▶ Problem to work on
In the records below, work out how many lines hold the word "Aktionen". Report the number alone.
^^^^^^^^
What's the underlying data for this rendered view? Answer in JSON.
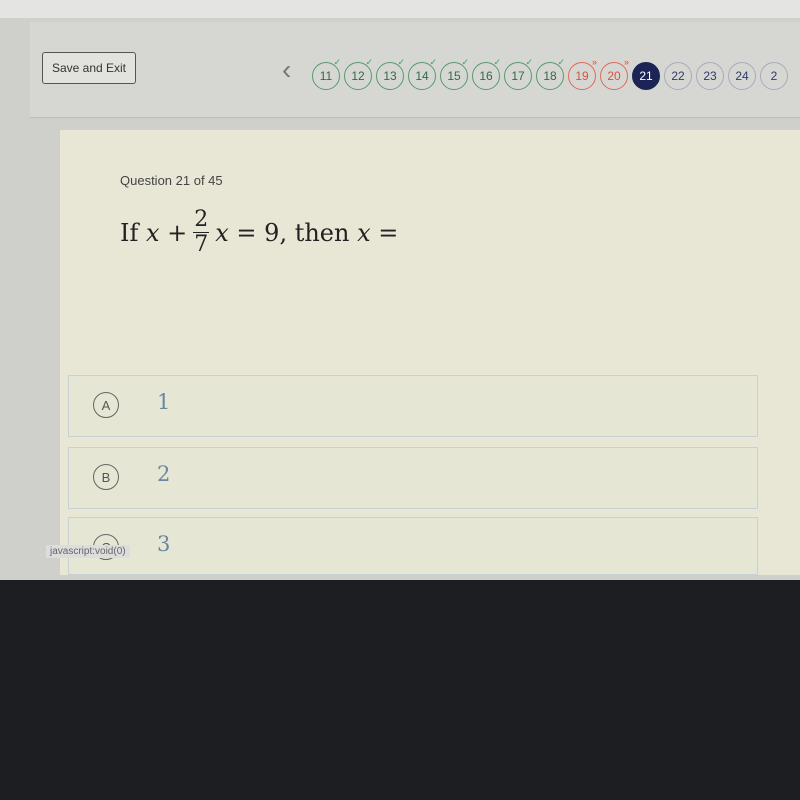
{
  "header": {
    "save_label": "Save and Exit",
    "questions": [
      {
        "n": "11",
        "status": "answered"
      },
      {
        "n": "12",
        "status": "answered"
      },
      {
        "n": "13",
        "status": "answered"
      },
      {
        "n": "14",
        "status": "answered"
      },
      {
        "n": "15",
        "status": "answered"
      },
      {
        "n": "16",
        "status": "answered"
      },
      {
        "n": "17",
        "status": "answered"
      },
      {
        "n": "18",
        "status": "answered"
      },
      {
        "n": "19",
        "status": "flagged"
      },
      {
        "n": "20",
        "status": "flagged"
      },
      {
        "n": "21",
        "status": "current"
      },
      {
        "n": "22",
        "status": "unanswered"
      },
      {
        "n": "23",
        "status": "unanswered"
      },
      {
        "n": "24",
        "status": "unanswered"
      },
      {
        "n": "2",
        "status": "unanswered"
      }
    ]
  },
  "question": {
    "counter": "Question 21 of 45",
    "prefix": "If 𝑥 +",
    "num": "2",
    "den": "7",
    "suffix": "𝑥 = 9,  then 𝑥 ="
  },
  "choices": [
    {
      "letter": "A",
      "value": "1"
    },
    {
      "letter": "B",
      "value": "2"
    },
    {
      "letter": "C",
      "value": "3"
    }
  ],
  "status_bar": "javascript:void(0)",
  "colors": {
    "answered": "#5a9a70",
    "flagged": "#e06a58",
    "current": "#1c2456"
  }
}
^^^^^^^^
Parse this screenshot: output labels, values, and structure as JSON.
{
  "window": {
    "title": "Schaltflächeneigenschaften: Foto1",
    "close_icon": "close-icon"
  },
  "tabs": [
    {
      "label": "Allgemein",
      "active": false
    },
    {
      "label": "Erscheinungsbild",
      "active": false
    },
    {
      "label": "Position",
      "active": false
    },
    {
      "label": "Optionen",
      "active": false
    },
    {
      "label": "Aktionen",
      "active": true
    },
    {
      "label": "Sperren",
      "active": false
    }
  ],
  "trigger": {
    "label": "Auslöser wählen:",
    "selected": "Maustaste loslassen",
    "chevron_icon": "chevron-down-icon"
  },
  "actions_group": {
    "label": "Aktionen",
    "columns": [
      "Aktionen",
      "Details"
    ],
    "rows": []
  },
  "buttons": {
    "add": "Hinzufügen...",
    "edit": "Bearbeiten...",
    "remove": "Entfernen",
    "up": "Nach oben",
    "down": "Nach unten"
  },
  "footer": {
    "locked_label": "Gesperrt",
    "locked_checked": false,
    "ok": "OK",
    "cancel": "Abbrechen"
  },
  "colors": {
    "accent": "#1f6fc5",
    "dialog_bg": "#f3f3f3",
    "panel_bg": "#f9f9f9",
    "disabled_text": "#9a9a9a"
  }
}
^^^^^^^^
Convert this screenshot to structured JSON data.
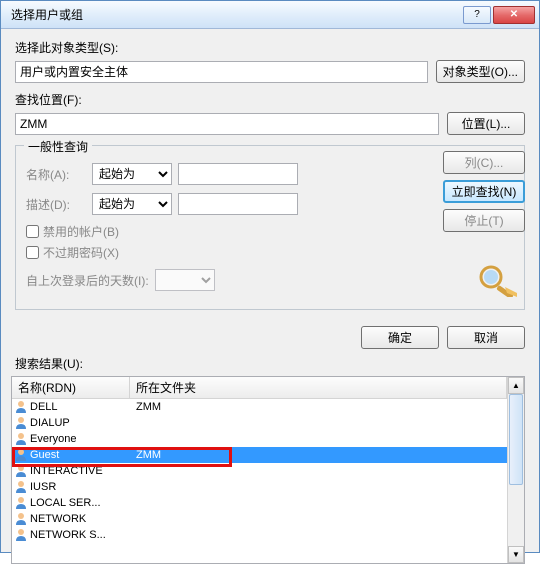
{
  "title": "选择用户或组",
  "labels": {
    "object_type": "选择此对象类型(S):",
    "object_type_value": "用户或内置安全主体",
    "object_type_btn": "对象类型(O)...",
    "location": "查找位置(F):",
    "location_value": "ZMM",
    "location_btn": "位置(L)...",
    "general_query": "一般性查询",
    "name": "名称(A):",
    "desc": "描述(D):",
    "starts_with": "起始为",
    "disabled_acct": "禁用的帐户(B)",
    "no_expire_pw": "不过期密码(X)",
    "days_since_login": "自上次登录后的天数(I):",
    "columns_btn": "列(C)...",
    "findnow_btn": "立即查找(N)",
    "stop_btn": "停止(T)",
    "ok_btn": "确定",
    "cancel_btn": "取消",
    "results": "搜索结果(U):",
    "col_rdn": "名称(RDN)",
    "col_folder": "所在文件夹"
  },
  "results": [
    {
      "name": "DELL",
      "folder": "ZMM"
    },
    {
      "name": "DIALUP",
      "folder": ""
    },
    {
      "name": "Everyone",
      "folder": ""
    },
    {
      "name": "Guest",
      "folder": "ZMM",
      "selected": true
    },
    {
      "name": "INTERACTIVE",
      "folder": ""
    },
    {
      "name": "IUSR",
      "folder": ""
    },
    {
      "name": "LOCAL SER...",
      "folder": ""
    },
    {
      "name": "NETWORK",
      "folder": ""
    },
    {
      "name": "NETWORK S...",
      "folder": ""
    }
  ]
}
^^^^^^^^
▶ Reply
3